START

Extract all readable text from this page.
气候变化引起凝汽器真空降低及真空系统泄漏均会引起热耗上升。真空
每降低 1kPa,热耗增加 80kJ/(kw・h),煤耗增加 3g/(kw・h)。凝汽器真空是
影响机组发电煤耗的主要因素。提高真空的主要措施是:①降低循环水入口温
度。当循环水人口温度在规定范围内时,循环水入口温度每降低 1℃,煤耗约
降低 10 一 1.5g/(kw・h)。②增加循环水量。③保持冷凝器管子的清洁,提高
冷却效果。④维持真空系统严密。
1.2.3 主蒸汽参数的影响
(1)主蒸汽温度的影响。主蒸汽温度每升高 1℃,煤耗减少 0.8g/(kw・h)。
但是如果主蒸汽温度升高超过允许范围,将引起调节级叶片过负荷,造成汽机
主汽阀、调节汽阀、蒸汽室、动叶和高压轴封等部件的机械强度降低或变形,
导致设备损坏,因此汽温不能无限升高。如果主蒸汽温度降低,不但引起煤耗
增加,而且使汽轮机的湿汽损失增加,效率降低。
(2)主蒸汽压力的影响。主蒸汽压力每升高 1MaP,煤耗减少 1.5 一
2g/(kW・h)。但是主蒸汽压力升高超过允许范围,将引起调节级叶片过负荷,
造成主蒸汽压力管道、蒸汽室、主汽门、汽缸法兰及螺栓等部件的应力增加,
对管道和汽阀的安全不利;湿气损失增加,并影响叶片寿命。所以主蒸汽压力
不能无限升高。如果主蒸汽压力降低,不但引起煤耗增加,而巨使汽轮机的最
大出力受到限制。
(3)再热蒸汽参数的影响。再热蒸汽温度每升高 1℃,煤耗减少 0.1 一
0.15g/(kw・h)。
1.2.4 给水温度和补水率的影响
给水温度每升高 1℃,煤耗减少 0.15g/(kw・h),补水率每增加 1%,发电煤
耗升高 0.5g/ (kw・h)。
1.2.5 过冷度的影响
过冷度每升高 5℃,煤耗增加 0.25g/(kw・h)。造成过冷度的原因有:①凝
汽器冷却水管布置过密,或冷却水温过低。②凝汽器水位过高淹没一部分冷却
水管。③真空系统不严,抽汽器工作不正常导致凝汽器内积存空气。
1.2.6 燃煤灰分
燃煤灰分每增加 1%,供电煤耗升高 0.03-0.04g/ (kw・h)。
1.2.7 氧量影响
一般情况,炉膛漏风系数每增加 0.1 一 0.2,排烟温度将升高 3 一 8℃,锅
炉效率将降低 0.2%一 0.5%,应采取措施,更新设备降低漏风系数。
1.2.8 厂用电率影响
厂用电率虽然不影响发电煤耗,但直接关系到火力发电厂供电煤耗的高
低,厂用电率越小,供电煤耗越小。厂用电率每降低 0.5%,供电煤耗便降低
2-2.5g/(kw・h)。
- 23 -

END

### WORK TO DO:
In the listing above, find the lines holding the word "将引起调节级叶片过负荷" and copy them.

### FULL SOLUTION:
但是如果主蒸汽温度升高超过允许范围,将引起调节级叶片过负荷,造成汽机
2g/(kW・h)。但是主蒸汽压力升高超过允许范围,将引起调节级叶片过负荷,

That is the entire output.